-- Start --
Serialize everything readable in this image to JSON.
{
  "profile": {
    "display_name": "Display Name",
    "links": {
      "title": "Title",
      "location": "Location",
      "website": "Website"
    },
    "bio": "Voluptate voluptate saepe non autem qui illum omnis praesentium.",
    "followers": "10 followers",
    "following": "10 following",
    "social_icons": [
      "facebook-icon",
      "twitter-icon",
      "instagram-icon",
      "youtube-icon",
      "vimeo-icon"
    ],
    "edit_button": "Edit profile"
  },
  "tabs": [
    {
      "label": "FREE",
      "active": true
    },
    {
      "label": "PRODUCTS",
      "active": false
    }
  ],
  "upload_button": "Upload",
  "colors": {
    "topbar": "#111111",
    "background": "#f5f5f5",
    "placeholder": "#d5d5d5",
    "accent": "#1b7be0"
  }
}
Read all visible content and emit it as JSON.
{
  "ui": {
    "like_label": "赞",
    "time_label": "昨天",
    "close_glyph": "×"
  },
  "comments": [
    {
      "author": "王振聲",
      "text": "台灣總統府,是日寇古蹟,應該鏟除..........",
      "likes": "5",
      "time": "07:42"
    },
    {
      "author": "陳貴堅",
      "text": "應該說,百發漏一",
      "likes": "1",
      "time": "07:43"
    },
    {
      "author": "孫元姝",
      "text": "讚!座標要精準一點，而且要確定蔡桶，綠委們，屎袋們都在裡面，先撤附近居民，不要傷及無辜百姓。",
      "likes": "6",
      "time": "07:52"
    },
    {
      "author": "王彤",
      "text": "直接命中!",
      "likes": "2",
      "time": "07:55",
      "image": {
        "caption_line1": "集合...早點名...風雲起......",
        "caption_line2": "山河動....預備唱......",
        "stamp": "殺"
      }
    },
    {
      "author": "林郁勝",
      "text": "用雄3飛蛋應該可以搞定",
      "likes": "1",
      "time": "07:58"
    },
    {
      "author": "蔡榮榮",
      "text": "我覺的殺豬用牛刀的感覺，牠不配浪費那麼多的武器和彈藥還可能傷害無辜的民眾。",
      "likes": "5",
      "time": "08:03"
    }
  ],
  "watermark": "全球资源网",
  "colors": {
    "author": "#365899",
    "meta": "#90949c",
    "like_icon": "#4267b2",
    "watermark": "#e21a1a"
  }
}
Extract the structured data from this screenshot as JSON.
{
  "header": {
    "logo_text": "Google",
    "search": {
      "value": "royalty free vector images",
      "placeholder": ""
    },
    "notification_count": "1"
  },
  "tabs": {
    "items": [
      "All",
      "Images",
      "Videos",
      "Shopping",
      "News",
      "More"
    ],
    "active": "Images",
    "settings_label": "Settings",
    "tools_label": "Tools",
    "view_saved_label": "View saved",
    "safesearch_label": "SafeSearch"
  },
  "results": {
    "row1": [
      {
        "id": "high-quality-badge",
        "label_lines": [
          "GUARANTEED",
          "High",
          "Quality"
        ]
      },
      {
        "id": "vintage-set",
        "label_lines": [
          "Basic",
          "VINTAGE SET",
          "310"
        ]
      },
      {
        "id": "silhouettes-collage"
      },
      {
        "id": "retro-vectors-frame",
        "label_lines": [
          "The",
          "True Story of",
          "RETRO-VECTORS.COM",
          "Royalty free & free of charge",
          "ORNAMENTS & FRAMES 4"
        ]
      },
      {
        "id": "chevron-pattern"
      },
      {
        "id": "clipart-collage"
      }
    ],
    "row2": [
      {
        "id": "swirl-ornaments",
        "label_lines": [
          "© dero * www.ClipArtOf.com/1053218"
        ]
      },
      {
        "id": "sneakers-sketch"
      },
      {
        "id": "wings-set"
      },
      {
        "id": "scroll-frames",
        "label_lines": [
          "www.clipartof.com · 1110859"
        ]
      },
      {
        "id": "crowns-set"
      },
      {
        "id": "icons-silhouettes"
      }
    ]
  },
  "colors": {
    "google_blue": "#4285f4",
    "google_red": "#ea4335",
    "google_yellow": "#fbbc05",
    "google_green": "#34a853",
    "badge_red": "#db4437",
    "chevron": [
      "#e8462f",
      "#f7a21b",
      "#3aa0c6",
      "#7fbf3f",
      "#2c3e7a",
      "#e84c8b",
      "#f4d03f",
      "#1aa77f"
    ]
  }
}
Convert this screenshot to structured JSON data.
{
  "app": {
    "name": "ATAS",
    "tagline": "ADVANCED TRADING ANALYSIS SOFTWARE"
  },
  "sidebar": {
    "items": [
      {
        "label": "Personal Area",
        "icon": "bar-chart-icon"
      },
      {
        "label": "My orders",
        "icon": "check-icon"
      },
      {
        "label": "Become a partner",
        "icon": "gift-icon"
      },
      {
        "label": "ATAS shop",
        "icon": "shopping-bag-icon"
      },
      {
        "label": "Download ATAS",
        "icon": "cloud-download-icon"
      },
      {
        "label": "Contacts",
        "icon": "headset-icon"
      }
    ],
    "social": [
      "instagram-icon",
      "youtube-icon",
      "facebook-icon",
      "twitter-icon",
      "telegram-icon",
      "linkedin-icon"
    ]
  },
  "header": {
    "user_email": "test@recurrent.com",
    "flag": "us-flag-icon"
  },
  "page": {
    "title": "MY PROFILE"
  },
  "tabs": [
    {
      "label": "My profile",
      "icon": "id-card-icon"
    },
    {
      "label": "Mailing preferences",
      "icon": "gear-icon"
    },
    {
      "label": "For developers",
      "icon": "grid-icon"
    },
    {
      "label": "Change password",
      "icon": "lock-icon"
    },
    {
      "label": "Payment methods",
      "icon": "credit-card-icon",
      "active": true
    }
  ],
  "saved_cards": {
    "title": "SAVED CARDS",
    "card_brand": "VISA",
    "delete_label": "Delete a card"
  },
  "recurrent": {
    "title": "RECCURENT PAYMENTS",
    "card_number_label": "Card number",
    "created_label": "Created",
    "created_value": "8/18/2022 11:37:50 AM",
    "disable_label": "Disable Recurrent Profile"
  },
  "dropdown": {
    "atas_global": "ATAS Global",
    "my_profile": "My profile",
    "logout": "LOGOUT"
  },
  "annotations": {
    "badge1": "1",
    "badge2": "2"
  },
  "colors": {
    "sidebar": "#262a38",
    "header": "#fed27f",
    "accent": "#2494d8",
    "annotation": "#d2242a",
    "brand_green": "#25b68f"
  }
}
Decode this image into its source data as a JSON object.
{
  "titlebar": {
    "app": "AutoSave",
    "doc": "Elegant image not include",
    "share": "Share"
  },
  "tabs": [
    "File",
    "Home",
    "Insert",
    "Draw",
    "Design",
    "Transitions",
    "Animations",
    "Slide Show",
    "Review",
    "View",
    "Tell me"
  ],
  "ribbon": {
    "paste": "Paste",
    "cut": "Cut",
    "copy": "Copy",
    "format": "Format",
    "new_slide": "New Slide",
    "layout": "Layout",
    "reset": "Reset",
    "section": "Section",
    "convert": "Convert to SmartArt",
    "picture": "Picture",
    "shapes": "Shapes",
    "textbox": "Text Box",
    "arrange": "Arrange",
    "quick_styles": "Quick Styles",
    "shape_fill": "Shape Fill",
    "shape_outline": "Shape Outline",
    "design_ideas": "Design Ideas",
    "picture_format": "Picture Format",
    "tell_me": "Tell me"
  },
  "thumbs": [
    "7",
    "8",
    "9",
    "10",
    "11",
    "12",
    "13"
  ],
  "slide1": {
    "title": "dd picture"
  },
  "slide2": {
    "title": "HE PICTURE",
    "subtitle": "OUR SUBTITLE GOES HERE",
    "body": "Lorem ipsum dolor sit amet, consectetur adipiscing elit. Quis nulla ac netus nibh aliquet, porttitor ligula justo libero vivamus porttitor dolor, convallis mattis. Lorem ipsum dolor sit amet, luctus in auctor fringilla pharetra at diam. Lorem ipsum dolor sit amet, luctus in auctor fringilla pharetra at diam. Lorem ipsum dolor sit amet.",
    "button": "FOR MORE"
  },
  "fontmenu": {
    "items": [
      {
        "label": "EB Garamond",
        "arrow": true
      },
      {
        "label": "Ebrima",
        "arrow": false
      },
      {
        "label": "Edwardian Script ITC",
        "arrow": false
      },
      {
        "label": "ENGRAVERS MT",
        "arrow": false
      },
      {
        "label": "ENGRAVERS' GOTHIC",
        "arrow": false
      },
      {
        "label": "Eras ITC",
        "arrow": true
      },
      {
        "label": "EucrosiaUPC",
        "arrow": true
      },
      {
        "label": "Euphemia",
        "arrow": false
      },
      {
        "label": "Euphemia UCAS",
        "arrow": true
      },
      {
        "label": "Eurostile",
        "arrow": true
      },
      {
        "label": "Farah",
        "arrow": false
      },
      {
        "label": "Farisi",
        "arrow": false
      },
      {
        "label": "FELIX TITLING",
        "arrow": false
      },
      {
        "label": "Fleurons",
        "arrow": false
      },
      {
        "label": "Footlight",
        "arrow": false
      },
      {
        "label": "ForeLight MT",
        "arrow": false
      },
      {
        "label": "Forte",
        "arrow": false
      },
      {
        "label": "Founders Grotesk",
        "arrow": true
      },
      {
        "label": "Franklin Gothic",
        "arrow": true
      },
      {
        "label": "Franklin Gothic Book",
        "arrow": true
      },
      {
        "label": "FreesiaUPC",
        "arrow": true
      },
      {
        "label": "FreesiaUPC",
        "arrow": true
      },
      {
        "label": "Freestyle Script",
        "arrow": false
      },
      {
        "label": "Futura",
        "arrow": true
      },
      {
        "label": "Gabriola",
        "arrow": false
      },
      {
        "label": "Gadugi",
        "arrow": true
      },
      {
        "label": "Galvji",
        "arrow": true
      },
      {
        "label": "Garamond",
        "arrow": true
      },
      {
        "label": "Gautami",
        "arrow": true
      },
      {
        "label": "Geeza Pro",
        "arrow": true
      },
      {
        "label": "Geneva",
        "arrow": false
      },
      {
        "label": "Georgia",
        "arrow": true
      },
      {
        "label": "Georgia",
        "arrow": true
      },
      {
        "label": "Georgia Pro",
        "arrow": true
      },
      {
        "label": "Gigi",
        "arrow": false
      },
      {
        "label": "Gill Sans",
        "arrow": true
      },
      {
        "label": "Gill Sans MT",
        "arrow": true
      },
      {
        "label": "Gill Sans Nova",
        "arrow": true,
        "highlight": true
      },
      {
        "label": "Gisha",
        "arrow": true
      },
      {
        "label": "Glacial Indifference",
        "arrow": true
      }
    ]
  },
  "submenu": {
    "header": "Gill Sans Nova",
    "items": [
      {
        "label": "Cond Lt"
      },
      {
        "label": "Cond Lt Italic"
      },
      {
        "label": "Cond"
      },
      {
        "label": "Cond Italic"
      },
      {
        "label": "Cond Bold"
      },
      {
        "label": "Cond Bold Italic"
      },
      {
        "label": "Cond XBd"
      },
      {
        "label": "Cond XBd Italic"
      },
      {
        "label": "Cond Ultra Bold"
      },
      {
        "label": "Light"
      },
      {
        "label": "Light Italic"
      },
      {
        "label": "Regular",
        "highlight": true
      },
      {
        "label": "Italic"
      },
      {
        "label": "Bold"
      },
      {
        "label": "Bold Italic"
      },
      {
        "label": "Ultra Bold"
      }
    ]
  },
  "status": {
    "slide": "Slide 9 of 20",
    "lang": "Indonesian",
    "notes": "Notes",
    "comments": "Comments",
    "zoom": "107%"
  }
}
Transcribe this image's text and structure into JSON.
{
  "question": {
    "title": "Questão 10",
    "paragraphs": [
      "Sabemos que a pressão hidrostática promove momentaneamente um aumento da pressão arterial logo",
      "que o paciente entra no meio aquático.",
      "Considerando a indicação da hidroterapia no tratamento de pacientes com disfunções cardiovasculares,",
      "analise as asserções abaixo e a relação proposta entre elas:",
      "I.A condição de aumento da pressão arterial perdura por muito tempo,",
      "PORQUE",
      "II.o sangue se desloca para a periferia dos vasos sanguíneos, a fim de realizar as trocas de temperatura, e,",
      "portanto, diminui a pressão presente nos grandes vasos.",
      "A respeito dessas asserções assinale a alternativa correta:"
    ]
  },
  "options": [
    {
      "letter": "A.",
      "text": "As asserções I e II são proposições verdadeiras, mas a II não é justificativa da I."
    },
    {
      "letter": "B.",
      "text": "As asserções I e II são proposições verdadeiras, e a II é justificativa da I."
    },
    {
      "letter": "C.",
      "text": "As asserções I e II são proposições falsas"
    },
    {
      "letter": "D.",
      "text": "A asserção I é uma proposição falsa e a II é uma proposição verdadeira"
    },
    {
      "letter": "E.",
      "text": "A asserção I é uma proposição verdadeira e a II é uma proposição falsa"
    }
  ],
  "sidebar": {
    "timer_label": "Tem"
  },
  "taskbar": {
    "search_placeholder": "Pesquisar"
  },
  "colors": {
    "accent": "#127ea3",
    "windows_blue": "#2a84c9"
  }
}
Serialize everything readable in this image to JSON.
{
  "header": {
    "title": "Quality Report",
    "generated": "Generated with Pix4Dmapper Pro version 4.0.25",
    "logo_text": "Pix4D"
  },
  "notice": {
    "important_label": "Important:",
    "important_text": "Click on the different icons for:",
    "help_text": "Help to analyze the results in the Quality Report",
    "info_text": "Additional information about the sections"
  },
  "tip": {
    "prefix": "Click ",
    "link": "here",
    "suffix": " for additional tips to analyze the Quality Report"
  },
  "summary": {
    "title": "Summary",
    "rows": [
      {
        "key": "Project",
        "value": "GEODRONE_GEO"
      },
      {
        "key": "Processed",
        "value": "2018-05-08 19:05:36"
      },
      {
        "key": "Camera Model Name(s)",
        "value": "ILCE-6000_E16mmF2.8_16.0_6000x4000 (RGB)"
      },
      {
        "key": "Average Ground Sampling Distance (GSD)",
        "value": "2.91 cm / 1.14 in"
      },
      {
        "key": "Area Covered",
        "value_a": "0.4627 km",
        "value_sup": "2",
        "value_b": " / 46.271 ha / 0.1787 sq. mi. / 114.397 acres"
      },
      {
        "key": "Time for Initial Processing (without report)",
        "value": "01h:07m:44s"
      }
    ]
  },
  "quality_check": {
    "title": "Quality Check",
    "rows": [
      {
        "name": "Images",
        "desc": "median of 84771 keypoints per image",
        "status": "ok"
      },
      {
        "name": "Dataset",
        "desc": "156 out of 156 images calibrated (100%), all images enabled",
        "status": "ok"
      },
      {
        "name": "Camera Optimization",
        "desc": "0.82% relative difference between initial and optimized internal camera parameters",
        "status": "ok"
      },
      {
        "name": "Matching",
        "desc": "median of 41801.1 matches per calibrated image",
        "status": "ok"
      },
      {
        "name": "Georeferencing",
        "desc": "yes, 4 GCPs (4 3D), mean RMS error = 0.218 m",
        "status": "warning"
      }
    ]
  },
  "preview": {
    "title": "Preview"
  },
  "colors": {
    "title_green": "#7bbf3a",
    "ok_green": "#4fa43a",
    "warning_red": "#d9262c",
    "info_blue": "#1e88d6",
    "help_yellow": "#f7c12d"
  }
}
-- End --
Show all lines above holding "vasos".

## EXERCISE ANSWER
      "II.o sangue se desloca para a periferia dos vasos sanguíneos, a fim de realizar as trocas de temperatura, e,",
      "portanto, diminui a pressão presente nos grandes vasos.",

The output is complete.